AIM: Only lines with the word "being" are needed; collect each of them from the listing below.

(Source data)
....
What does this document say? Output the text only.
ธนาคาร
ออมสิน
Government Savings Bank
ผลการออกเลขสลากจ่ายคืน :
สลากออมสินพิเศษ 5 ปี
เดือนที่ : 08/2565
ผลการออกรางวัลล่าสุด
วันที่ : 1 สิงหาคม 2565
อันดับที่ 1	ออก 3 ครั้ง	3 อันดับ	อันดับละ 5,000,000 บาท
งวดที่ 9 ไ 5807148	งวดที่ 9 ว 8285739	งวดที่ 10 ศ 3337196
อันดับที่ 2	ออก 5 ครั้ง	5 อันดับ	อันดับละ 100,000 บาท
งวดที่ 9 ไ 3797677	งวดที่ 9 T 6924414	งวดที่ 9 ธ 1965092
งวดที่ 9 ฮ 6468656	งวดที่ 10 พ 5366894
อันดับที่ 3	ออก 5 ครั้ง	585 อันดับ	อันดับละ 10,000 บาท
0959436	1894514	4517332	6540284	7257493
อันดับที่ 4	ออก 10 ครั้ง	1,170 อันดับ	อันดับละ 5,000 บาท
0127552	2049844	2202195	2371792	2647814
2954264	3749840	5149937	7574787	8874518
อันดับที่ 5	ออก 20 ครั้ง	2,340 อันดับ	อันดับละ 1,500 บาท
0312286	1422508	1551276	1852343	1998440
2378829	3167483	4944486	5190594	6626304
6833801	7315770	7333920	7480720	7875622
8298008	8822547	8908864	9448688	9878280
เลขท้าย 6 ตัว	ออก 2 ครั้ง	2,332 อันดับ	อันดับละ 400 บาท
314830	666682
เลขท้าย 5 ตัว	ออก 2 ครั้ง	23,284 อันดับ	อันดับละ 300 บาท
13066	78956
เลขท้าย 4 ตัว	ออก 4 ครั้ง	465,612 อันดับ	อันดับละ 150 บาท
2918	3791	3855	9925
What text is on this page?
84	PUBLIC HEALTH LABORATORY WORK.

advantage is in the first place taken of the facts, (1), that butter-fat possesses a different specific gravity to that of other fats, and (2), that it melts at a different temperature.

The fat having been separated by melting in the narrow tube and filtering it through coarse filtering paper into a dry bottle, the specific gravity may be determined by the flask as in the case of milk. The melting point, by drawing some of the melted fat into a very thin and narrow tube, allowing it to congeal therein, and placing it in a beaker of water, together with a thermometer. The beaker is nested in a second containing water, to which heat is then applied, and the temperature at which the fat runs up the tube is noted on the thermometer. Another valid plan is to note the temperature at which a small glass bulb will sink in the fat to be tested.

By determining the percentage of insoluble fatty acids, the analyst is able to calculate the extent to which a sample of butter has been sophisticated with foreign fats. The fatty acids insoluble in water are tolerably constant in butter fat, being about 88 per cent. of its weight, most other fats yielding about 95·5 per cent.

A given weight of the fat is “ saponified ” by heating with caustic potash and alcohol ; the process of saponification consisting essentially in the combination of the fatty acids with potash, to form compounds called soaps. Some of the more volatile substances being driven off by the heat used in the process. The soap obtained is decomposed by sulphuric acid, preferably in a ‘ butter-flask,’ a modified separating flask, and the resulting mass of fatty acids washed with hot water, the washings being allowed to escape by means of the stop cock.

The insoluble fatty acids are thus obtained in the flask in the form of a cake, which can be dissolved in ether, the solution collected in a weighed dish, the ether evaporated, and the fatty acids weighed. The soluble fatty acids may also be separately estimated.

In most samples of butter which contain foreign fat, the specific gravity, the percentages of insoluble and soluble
....
TASK RESULT:
By determining the percentage of insoluble fatty acids, the analyst is able to calculate the extent to which a sample of butter has been sophisticated with foreign fats. The fatty acids insoluble in water are tolerably constant in butter fat, being about 88 per cent. of its weight, most other fats yielding about 95·5 per cent.
A given weight of the fat is “ saponified ” by heating with caustic potash and alcohol ; the process of saponification consisting essentially in the combination of the fatty acids with potash, to form compounds called soaps. Some of the more volatile substances being driven off by the heat used in the process. The soap obtained is decomposed by sulphuric acid, preferably in a ‘ butter-flask,’ a modified separating flask, and the resulting mass of fatty acids washed with hot water, the washings being allowed to escape by means of the stop cock.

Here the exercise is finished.